== Your objective ==
Go to the line containing "Decode this image" below; retype it and all following lines exactly, and leave out the pictures.

== The records ==
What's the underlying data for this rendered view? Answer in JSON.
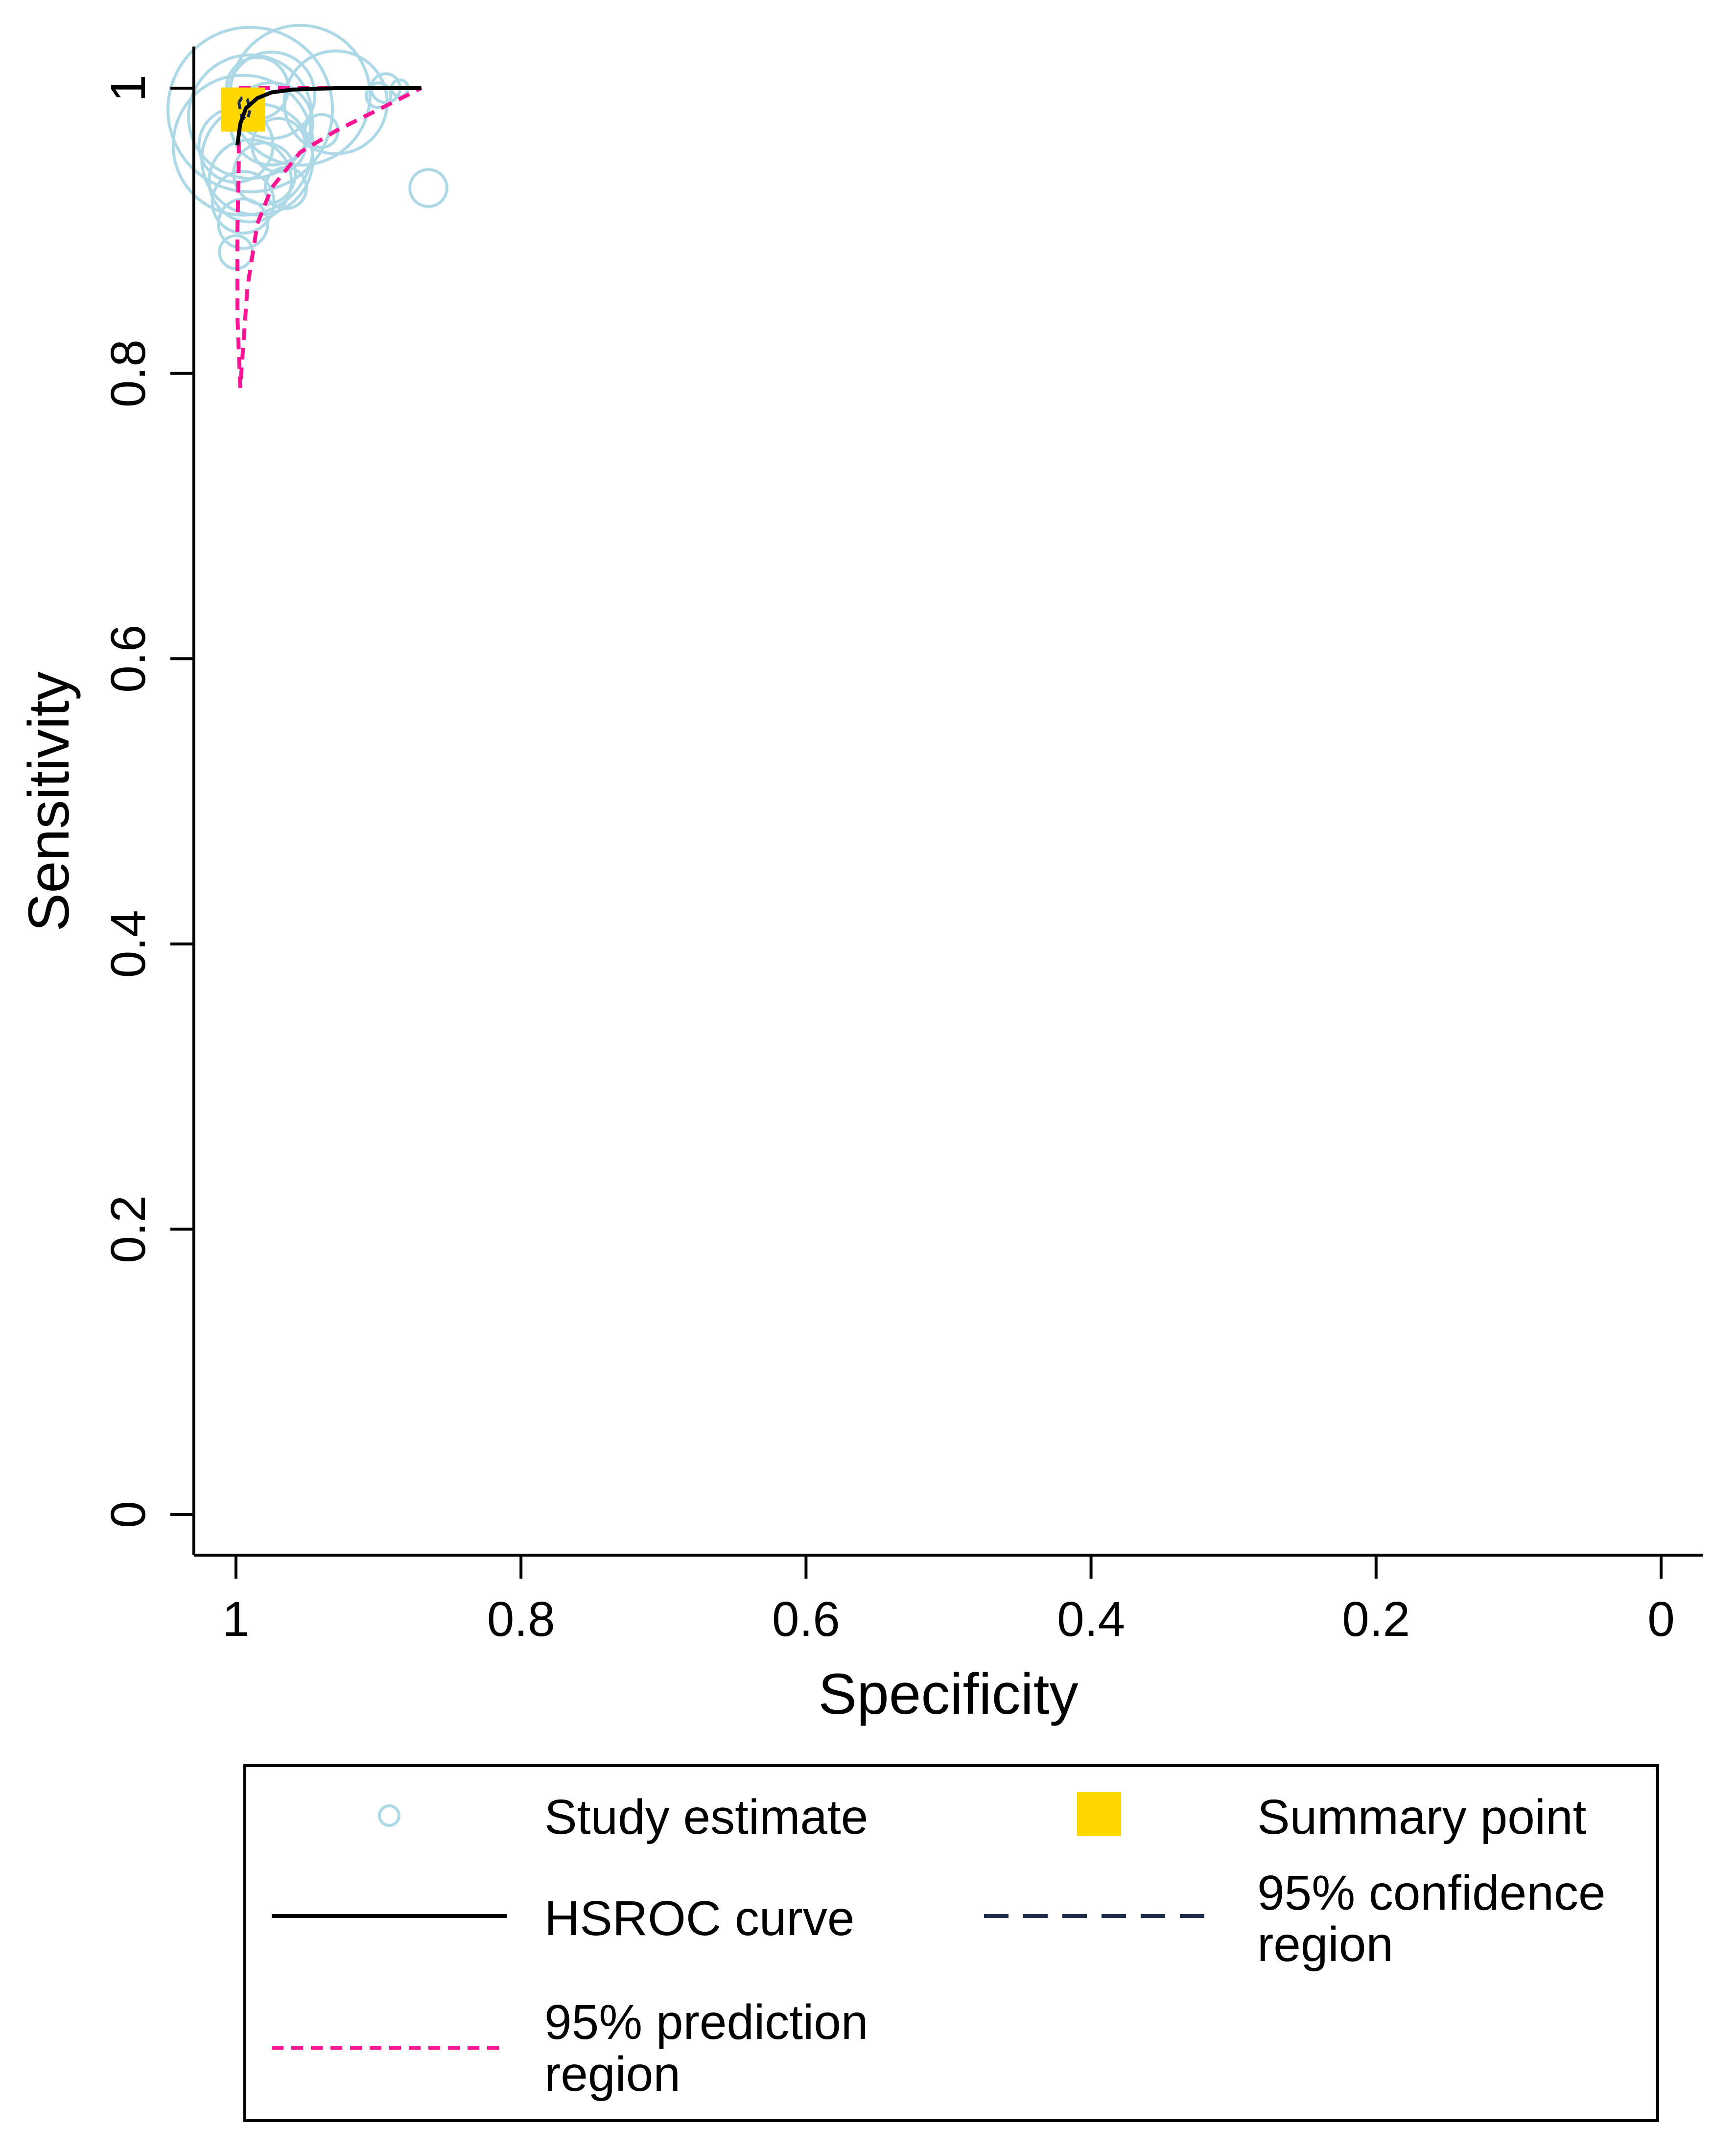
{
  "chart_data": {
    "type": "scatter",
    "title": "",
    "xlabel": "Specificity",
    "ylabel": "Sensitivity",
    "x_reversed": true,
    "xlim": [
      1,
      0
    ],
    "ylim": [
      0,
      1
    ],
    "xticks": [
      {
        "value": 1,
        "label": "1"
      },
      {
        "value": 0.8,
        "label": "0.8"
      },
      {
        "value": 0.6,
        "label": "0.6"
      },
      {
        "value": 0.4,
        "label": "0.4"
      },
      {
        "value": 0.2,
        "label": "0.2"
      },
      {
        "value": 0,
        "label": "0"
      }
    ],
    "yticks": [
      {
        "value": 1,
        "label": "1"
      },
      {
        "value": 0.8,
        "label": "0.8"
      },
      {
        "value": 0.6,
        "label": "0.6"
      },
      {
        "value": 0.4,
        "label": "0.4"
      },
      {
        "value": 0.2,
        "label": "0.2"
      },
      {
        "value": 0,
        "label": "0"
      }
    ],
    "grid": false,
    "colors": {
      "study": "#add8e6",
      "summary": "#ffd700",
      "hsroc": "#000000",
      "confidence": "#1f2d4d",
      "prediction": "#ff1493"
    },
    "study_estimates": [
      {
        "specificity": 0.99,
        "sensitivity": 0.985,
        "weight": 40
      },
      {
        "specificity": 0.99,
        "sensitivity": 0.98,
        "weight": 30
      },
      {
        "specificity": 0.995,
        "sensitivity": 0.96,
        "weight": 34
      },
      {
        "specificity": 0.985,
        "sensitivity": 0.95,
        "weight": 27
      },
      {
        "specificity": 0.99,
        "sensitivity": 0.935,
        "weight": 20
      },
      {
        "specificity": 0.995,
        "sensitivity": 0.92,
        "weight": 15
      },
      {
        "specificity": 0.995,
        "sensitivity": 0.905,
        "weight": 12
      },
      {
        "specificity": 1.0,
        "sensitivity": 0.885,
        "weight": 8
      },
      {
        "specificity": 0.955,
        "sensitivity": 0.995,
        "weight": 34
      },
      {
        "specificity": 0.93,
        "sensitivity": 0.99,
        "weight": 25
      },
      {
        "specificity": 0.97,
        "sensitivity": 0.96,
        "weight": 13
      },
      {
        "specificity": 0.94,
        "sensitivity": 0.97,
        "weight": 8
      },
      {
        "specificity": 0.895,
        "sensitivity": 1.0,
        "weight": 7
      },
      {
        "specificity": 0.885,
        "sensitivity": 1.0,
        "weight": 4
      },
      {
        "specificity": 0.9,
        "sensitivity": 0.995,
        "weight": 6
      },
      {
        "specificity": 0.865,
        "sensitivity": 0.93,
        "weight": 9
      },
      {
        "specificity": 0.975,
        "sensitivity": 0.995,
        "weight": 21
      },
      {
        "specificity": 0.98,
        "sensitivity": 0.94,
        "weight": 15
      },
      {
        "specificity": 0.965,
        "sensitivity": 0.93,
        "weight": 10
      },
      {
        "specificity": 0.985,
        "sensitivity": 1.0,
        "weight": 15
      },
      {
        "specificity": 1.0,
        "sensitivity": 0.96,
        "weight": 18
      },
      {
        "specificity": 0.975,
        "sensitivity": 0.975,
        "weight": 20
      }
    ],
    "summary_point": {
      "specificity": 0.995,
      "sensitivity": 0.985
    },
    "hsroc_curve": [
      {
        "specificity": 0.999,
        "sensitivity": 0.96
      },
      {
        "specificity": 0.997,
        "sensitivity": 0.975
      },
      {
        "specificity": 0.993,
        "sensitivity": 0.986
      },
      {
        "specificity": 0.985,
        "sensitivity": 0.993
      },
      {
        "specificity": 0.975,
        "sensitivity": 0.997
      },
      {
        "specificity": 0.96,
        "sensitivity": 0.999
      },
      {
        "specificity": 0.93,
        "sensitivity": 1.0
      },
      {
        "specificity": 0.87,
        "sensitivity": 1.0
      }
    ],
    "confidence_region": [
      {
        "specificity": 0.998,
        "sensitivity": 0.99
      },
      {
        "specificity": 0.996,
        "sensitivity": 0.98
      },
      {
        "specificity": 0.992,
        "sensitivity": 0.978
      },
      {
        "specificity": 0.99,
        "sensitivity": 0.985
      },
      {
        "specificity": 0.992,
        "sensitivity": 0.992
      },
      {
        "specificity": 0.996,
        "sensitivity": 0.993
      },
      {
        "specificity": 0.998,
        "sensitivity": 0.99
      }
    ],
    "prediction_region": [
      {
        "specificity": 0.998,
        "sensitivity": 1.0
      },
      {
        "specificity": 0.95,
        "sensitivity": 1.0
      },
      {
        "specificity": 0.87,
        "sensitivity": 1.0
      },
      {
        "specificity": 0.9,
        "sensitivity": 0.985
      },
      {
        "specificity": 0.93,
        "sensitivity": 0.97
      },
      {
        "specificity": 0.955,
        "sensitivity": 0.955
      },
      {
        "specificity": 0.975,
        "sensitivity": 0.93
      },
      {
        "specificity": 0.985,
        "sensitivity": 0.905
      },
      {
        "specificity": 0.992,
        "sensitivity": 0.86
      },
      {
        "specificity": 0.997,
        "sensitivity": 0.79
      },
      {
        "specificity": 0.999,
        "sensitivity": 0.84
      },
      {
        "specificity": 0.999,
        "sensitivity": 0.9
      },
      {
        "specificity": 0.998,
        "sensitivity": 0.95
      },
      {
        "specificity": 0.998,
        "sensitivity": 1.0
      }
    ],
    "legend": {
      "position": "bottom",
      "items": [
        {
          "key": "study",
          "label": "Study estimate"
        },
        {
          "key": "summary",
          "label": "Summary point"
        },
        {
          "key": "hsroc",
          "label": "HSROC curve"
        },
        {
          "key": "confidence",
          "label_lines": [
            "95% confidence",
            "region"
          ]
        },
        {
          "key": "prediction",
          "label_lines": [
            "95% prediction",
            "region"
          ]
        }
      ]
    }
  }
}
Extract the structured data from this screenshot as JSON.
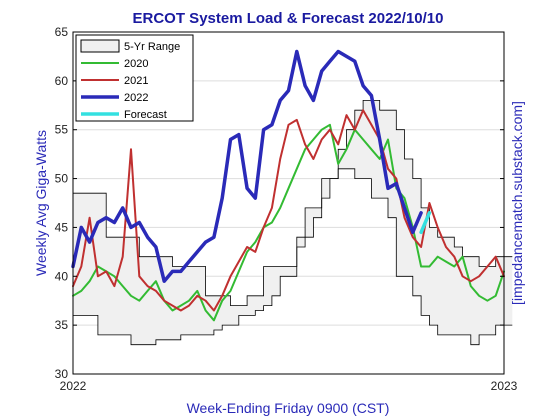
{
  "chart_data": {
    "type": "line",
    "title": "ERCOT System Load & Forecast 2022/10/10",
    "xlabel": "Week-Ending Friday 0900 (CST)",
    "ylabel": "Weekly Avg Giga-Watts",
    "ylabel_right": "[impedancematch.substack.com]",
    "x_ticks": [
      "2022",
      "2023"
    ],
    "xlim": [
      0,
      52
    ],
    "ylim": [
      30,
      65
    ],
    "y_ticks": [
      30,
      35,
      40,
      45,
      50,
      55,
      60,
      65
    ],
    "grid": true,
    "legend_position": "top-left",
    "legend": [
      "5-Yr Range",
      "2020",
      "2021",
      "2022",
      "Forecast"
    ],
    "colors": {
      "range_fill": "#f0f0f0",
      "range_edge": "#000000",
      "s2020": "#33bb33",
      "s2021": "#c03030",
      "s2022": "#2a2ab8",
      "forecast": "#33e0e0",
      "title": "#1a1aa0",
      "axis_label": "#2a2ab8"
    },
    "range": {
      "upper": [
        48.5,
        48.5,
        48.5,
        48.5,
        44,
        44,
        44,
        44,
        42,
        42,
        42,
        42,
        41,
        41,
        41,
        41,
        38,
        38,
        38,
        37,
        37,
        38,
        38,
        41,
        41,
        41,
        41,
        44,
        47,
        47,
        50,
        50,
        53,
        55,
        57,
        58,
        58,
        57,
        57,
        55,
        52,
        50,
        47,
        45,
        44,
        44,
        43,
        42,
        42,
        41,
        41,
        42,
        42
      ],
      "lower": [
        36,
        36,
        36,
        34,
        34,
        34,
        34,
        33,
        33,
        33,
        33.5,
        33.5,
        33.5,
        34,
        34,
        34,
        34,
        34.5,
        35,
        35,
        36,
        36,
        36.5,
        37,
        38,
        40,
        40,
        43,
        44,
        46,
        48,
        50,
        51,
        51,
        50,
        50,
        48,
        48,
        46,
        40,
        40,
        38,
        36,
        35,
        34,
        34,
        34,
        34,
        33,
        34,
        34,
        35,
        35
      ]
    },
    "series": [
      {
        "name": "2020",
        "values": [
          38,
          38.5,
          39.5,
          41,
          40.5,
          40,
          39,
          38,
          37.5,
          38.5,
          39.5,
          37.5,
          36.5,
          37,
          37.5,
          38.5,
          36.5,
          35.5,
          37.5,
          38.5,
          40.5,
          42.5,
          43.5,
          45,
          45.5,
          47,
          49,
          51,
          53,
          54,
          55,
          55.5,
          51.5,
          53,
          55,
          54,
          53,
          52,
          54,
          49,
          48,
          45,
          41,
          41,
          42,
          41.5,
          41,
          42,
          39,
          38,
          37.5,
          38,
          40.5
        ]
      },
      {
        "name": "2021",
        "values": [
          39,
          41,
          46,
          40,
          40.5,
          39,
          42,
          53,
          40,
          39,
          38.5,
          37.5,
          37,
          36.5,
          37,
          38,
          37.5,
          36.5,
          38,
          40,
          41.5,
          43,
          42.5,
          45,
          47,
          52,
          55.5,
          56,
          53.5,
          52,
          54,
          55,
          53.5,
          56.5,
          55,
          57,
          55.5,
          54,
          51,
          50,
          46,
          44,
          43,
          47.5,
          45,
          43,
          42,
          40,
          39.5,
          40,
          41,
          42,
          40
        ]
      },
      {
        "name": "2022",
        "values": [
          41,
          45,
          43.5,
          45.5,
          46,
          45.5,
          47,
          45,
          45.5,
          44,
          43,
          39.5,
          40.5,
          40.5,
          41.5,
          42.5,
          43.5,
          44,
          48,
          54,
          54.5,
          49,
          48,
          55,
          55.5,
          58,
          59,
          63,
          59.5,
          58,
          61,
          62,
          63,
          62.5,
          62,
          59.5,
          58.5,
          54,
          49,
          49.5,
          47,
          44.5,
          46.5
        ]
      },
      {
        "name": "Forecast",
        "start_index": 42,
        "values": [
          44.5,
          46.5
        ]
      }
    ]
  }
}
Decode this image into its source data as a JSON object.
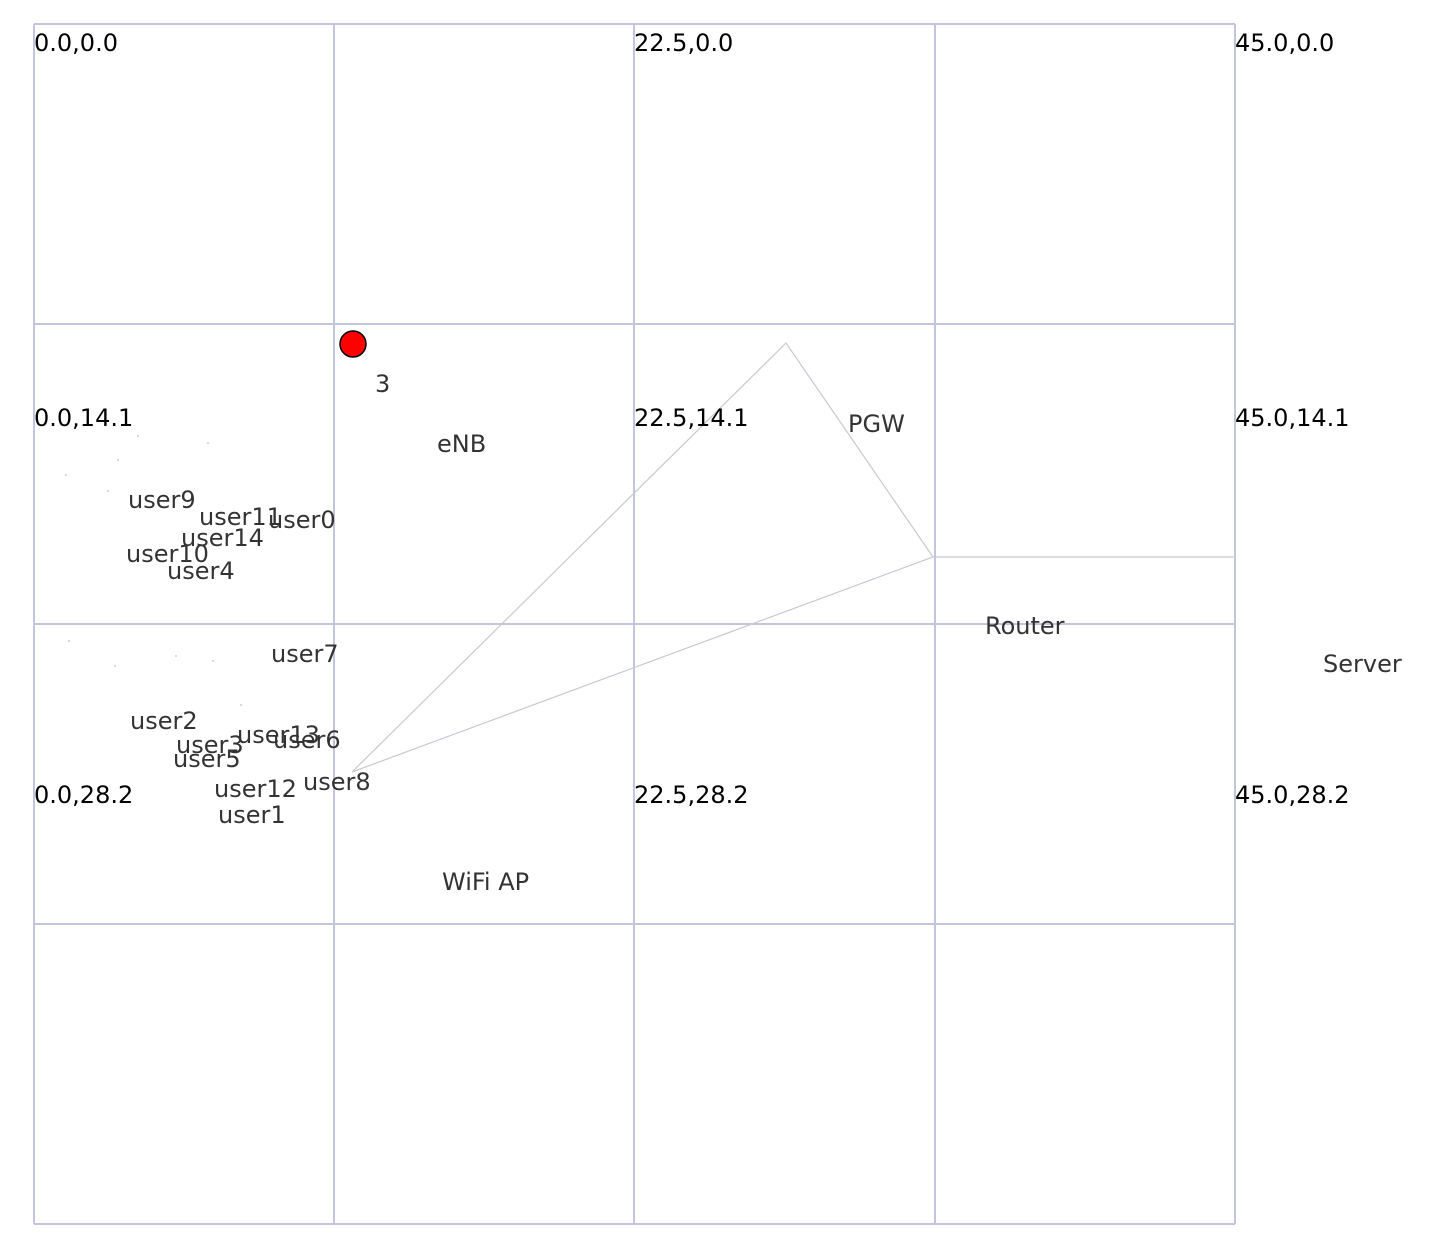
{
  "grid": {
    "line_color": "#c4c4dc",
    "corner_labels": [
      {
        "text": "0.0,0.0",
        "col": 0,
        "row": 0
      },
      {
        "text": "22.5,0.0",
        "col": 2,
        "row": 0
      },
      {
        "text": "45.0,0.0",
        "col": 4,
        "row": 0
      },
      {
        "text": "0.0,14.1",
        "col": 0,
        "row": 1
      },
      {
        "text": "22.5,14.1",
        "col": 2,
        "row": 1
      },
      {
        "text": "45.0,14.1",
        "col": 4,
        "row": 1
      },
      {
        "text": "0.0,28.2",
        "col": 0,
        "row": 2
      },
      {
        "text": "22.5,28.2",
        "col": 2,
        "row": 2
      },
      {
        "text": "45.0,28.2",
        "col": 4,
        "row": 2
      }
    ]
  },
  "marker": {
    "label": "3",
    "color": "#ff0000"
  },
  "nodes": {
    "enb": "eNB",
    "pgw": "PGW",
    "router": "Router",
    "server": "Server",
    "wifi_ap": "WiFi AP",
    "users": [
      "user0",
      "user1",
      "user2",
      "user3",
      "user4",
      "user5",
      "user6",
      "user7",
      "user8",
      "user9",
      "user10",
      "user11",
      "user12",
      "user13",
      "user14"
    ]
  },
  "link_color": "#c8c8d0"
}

== Task result ==
Decode this image into its source data as a JSON object.
{
  "grid": {
    "line_color": "#c4c4dc",
    "corner_labels": [
      {
        "text": "0.0,0.0",
        "col": 0,
        "row": 0
      },
      {
        "text": "22.5,0.0",
        "col": 2,
        "row": 0
      },
      {
        "text": "45.0,0.0",
        "col": 4,
        "row": 0
      },
      {
        "text": "0.0,14.1",
        "col": 0,
        "row": 1
      },
      {
        "text": "22.5,14.1",
        "col": 2,
        "row": 1
      },
      {
        "text": "45.0,14.1",
        "col": 4,
        "row": 1
      },
      {
        "text": "0.0,28.2",
        "col": 0,
        "row": 2
      },
      {
        "text": "22.5,28.2",
        "col": 2,
        "row": 2
      },
      {
        "text": "45.0,28.2",
        "col": 4,
        "row": 2
      }
    ]
  },
  "marker": {
    "label": "3",
    "color": "#ff0000"
  },
  "nodes": {
    "enb": "eNB",
    "pgw": "PGW",
    "router": "Router",
    "server": "Server",
    "wifi_ap": "WiFi AP",
    "users": [
      "user0",
      "user1",
      "user2",
      "user3",
      "user4",
      "user5",
      "user6",
      "user7",
      "user8",
      "user9",
      "user10",
      "user11",
      "user12",
      "user13",
      "user14"
    ]
  },
  "link_color": "#c8c8d0"
}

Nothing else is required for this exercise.